### [Task directions]
Where a line of the material contains the string "HERRERA", copy that line.

### [Dataset rows]
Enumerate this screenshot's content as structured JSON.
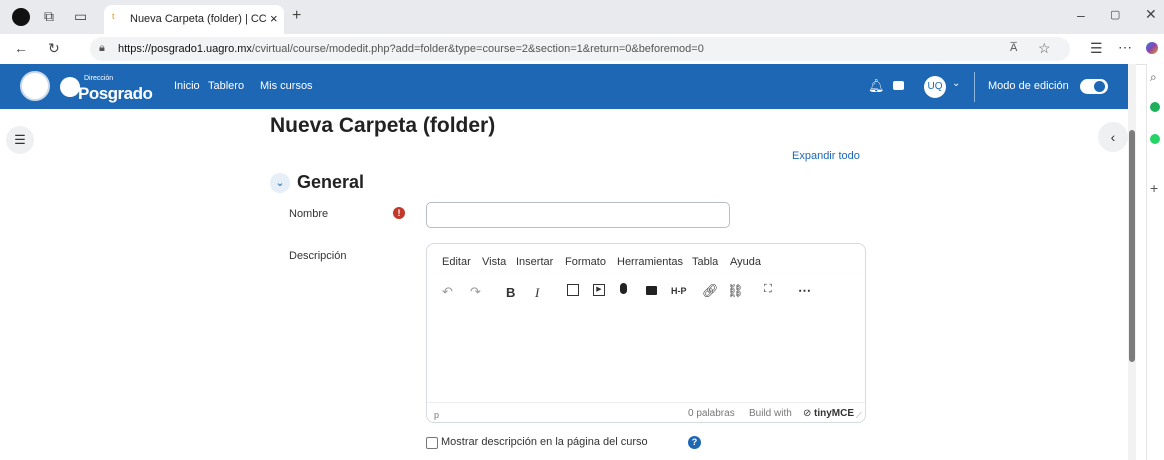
{
  "browser": {
    "tab_title": "Nueva Carpeta (folder) | CC | Plat",
    "tab_close": "×",
    "new_tab": "+",
    "url_host": "https://posgrado1.uagro.mx",
    "url_path": "/cvirtual/course/modedit.php?add=folder&type=course=2&section=1&return=0&beforemod=0",
    "reader_label": "A̅"
  },
  "navbar": {
    "brand_small": "Dirección",
    "brand_large": "Posgrado",
    "links": [
      "Inicio",
      "Tablero",
      "Mis cursos"
    ],
    "user_initials": "UQ",
    "edit_mode_label": "Modo de edición"
  },
  "page": {
    "title": "Nueva Carpeta (folder)",
    "expand_all": "Expandir todo",
    "section_general": "General",
    "name_label": "Nombre",
    "name_value": "",
    "description_label": "Descripción",
    "show_description_label": "Mostrar descripción en la página del curso"
  },
  "editor": {
    "menus": [
      "Editar",
      "Vista",
      "Insertar",
      "Formato",
      "Herramientas",
      "Tabla",
      "Ayuda"
    ],
    "status_path": "p",
    "word_count": "0 palabras",
    "build_with": "Build with",
    "brand": "tinyMCE"
  },
  "colors": {
    "navbar": "#1d67b5",
    "link": "#1d67b5",
    "required": "#c0392b"
  }
}
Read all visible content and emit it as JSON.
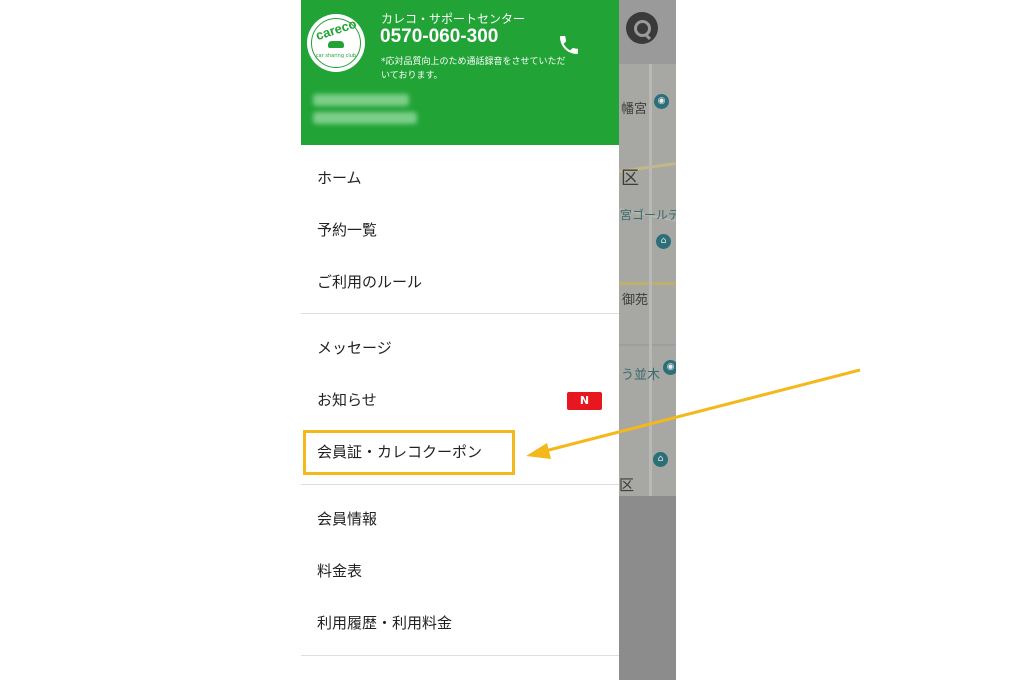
{
  "support": {
    "title": "カレコ・サポートセンター",
    "phone": "0570-060-300",
    "note": "*応対品質向上のため通話録音をさせていただいております。"
  },
  "logo": {
    "text": "careco",
    "tagline": "car sharing club"
  },
  "menu": {
    "home": "ホーム",
    "reservations": "予約一覧",
    "rules": "ご利用のルール",
    "messages": "メッセージ",
    "news": "お知らせ",
    "news_badge": "N",
    "member_card_coupon": "会員証・カレコクーポン",
    "member_info": "会員情報",
    "price_table": "料金表",
    "history_fees": "利用履歴・利用料金"
  },
  "map": {
    "labels": [
      "幡宮",
      "区",
      "宮ゴールデ",
      "御苑",
      "う並木",
      "区"
    ]
  },
  "colors": {
    "header_green": "#21a336",
    "badge_red": "#e8161e",
    "highlight_yellow": "#f4b71c"
  },
  "icons": {
    "phone": "phone-icon",
    "search": "search-icon",
    "arrow": "arrow-annotation"
  }
}
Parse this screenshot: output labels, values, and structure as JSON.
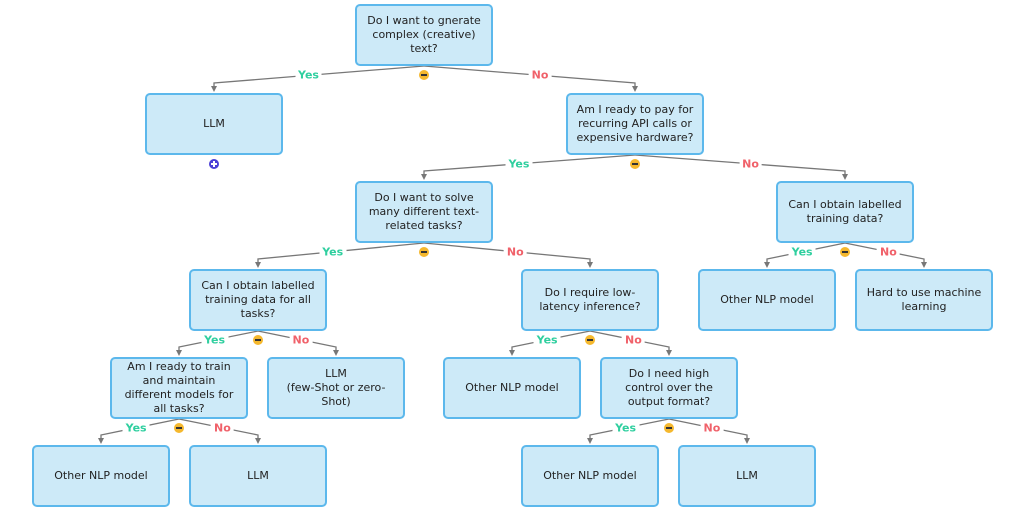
{
  "colors": {
    "node_fill": "#cdeaf8",
    "node_border": "#5cb8ec",
    "yes": "#2fcf9f",
    "no": "#f0616a",
    "collapse": "#f5b82e",
    "expand": "#4a3fd6",
    "edge": "#777777"
  },
  "nodes": [
    {
      "id": "n1",
      "text": "Do I want to gnerate complex (creative) text?"
    },
    {
      "id": "n2",
      "text": "LLM"
    },
    {
      "id": "n3",
      "text": "Am I ready to pay for recurring API calls or expensive hardware?"
    },
    {
      "id": "n4",
      "text": "Do I want to solve many different text-related tasks?"
    },
    {
      "id": "n5",
      "text": "Can I obtain labelled training data?"
    },
    {
      "id": "n6",
      "text": "Can I obtain labelled training data for all tasks?"
    },
    {
      "id": "n7",
      "text": "Do I require low-latency inference?"
    },
    {
      "id": "n8",
      "text": "Other NLP model"
    },
    {
      "id": "n9",
      "text": "Hard to use machine learning"
    },
    {
      "id": "n10",
      "text": "Am I ready to train and maintain different models for all tasks?"
    },
    {
      "id": "n11",
      "text": "LLM\n(few-Shot or zero-Shot)"
    },
    {
      "id": "n12",
      "text": "Other NLP model"
    },
    {
      "id": "n13",
      "text": "Do I need high control over the output format?"
    },
    {
      "id": "n14",
      "text": "Other NLP model"
    },
    {
      "id": "n15",
      "text": "LLM"
    },
    {
      "id": "n16",
      "text": "Other NLP model"
    },
    {
      "id": "n17",
      "text": "LLM"
    }
  ],
  "edges": [
    {
      "from": "n1",
      "to": "n2",
      "label": "Yes"
    },
    {
      "from": "n1",
      "to": "n3",
      "label": "No"
    },
    {
      "from": "n3",
      "to": "n4",
      "label": "Yes"
    },
    {
      "from": "n3",
      "to": "n5",
      "label": "No"
    },
    {
      "from": "n4",
      "to": "n6",
      "label": "Yes"
    },
    {
      "from": "n4",
      "to": "n7",
      "label": "No"
    },
    {
      "from": "n5",
      "to": "n8",
      "label": "Yes"
    },
    {
      "from": "n5",
      "to": "n9",
      "label": "No"
    },
    {
      "from": "n6",
      "to": "n10",
      "label": "Yes"
    },
    {
      "from": "n6",
      "to": "n11",
      "label": "No"
    },
    {
      "from": "n7",
      "to": "n12",
      "label": "Yes"
    },
    {
      "from": "n7",
      "to": "n13",
      "label": "No"
    },
    {
      "from": "n10",
      "to": "n14",
      "label": "Yes"
    },
    {
      "from": "n10",
      "to": "n15",
      "label": "No"
    },
    {
      "from": "n13",
      "to": "n16",
      "label": "Yes"
    },
    {
      "from": "n13",
      "to": "n17",
      "label": "No"
    }
  ],
  "collapsed_nodes": [
    "n2"
  ]
}
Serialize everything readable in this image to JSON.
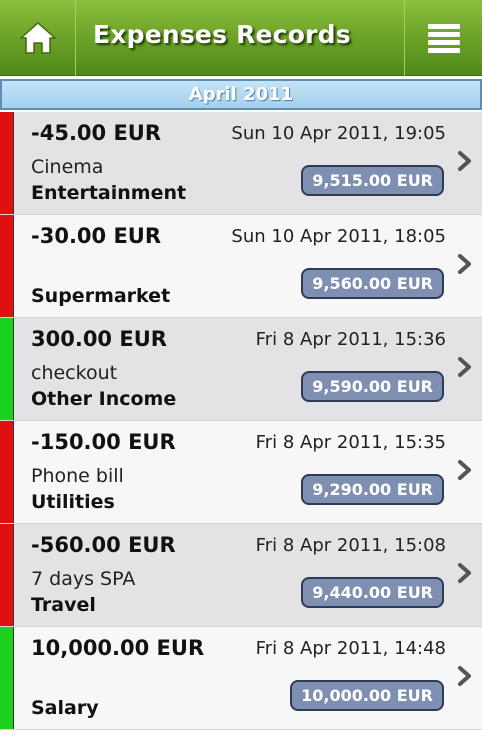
{
  "header": {
    "title": "Expenses Records",
    "home_icon": "home-icon",
    "menu_icon": "list-menu-icon"
  },
  "month": "April 2011",
  "colors": {
    "expense": "#e01010",
    "income": "#1bd11b",
    "header_green": "#6fa52a",
    "balance_badge": "#7f8fb2"
  },
  "records": [
    {
      "amount": "-45.00 EUR",
      "datetime": "Sun 10 Apr 2011, 19:05",
      "note": "Cinema",
      "category": "Entertainment",
      "balance": "9,515.00 EUR",
      "type": "expense"
    },
    {
      "amount": "-30.00 EUR",
      "datetime": "Sun 10 Apr 2011, 18:05",
      "note": "",
      "category": "Supermarket",
      "balance": "9,560.00 EUR",
      "type": "expense"
    },
    {
      "amount": "300.00 EUR",
      "datetime": "Fri 8 Apr 2011, 15:36",
      "note": "checkout",
      "category": "Other Income",
      "balance": "9,590.00 EUR",
      "type": "income"
    },
    {
      "amount": "-150.00 EUR",
      "datetime": "Fri 8 Apr 2011, 15:35",
      "note": "Phone bill",
      "category": "Utilities",
      "balance": "9,290.00 EUR",
      "type": "expense"
    },
    {
      "amount": "-560.00 EUR",
      "datetime": "Fri 8 Apr 2011, 15:08",
      "note": "7 days SPA",
      "category": "Travel",
      "balance": "9,440.00 EUR",
      "type": "expense"
    },
    {
      "amount": "10,000.00 EUR",
      "datetime": "Fri 8 Apr 2011, 14:48",
      "note": "",
      "category": "Salary",
      "balance": "10,000.00 EUR",
      "type": "income"
    }
  ]
}
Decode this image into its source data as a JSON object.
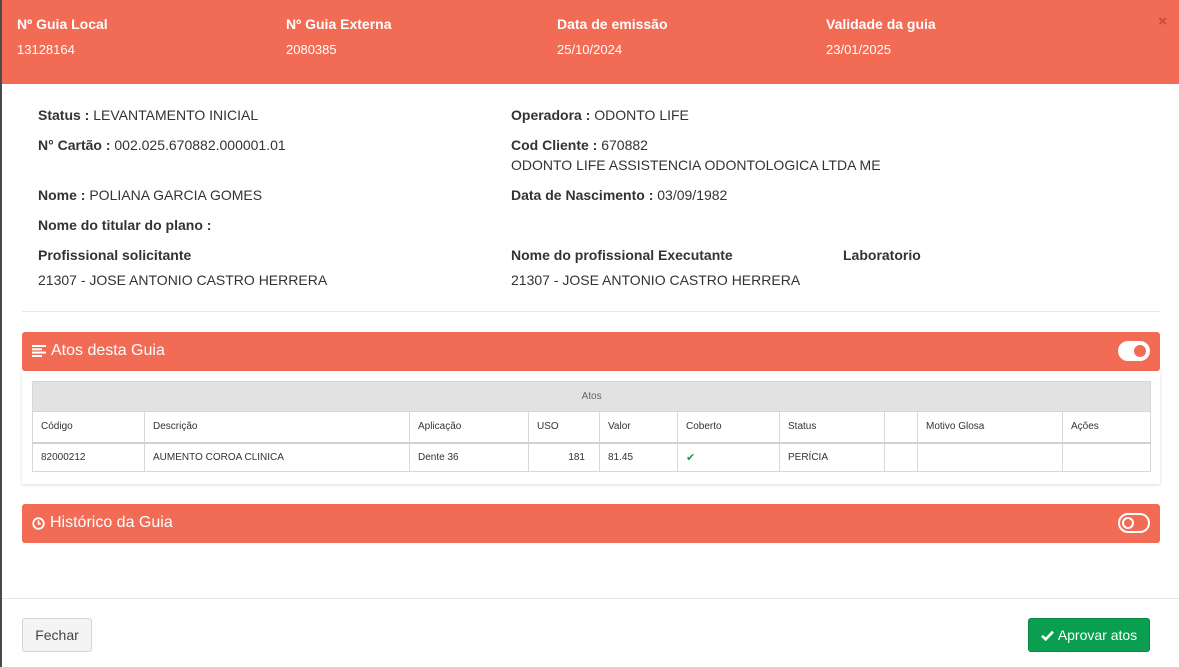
{
  "header": {
    "guia_local_label": "Nº Guia Local",
    "guia_local_value": "13128164",
    "guia_externa_label": "Nº Guia Externa",
    "guia_externa_value": "2080385",
    "data_emissao_label": "Data de emissão",
    "data_emissao_value": "25/10/2024",
    "validade_label": "Validade da guia",
    "validade_value": "23/01/2025",
    "close_glyph": "×"
  },
  "info": {
    "status_label": "Status :",
    "status_value": "LEVANTAMENTO INICIAL",
    "operadora_label": "Operadora :",
    "operadora_value": "ODONTO LIFE",
    "cartao_label": "N° Cartão :",
    "cartao_value": "002.025.670882.000001.01",
    "cod_cliente_label": "Cod Cliente :",
    "cod_cliente_value": "670882",
    "cliente_nome": "ODONTO LIFE ASSISTENCIA ODONTOLOGICA LTDA ME",
    "nome_label": "Nome :",
    "nome_value": "POLIANA GARCIA GOMES",
    "nascimento_label": "Data de Nascimento :",
    "nascimento_value": "03/09/1982",
    "titular_label": "Nome do titular do plano :",
    "prof_solicitante_label": "Profissional solicitante",
    "prof_solicitante_value": "21307 - JOSE ANTONIO CASTRO HERRERA",
    "prof_executante_label": "Nome do profissional Executante",
    "prof_executante_value": "21307 - JOSE ANTONIO CASTRO HERRERA",
    "laboratorio_label": "Laboratorio"
  },
  "atos_panel": {
    "title": "Atos desta Guia",
    "icon": "list-icon",
    "toggle_on": true,
    "group_header": "Atos",
    "columns": [
      "Código",
      "Descrição",
      "Aplicação",
      "USO",
      "Valor",
      "Coberto",
      "Status",
      "",
      "Motivo Glosa",
      "Ações"
    ],
    "rows": [
      {
        "codigo": "82000212",
        "descricao": "AUMENTO COROA CLINICA",
        "aplicacao": "Dente 36",
        "uso": "181",
        "valor": "81.45",
        "coberto_icon": "check-icon",
        "status": "PERÍCIA",
        "extra": "",
        "motivo_glosa": "",
        "acoes": ""
      }
    ]
  },
  "historico_panel": {
    "title": "Histórico da Guia",
    "icon": "clock-icon",
    "toggle_on": false
  },
  "footer": {
    "fechar_label": "Fechar",
    "aprovar_label": "Aprovar atos",
    "aprovar_icon": "check-icon"
  },
  "colors": {
    "accent": "#f26b55",
    "success": "#0a9f50"
  }
}
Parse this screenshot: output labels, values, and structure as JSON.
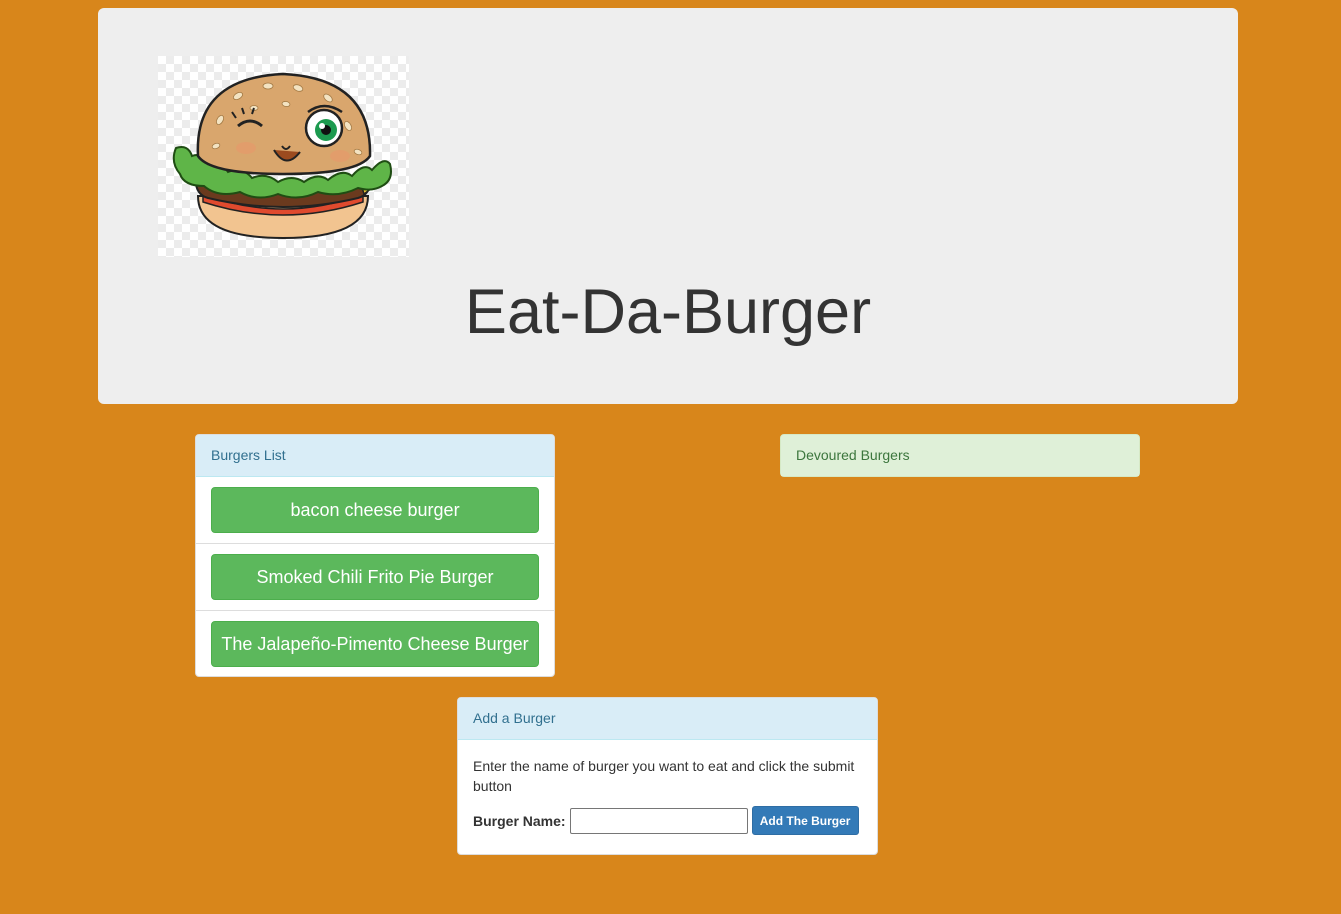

### [Output for this exercise]
    "prof_solicitante_value": "21307 - JOSE ANTONIO CASTRO HERRERA",
    "prof_executante_value": "21307 - JOSE ANTONIO CASTRO HERRERA",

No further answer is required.